__YOUR TASK__. For the listing underneath, give the count of lines containing the string "title" and nothing further.

(Dataset entries on figures)

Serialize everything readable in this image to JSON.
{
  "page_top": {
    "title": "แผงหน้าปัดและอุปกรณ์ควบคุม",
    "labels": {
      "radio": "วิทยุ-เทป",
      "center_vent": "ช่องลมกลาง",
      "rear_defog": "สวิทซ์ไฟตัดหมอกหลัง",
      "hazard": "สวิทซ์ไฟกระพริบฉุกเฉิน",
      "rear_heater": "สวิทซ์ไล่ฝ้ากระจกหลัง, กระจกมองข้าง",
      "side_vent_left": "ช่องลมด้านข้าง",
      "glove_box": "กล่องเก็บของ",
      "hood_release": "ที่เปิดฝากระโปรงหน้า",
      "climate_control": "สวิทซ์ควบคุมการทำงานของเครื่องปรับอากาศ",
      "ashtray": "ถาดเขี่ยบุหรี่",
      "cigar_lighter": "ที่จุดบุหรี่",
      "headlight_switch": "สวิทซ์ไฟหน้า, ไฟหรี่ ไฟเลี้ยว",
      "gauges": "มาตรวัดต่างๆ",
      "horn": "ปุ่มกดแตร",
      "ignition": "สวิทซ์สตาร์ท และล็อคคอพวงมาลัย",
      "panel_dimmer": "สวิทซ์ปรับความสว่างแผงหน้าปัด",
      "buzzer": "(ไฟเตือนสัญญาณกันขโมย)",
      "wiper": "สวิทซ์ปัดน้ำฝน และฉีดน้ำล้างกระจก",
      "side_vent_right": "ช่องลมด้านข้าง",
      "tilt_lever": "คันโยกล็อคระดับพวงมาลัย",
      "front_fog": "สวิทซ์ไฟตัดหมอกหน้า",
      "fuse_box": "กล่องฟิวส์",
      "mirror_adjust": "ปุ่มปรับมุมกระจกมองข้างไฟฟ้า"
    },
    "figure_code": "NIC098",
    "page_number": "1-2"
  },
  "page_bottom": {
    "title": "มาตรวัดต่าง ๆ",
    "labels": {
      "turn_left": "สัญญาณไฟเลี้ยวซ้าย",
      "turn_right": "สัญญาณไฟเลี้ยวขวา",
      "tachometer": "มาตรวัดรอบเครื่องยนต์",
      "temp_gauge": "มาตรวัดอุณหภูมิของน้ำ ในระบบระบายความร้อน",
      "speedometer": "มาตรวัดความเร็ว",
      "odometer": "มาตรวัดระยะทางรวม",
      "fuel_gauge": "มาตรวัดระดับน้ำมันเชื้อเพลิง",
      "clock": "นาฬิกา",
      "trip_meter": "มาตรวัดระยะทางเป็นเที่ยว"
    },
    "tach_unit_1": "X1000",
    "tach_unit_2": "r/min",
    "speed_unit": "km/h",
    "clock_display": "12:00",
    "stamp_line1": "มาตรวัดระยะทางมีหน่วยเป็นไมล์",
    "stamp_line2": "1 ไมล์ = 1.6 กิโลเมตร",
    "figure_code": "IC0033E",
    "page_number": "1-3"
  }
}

__ANSWER FOR THE TASK__. 2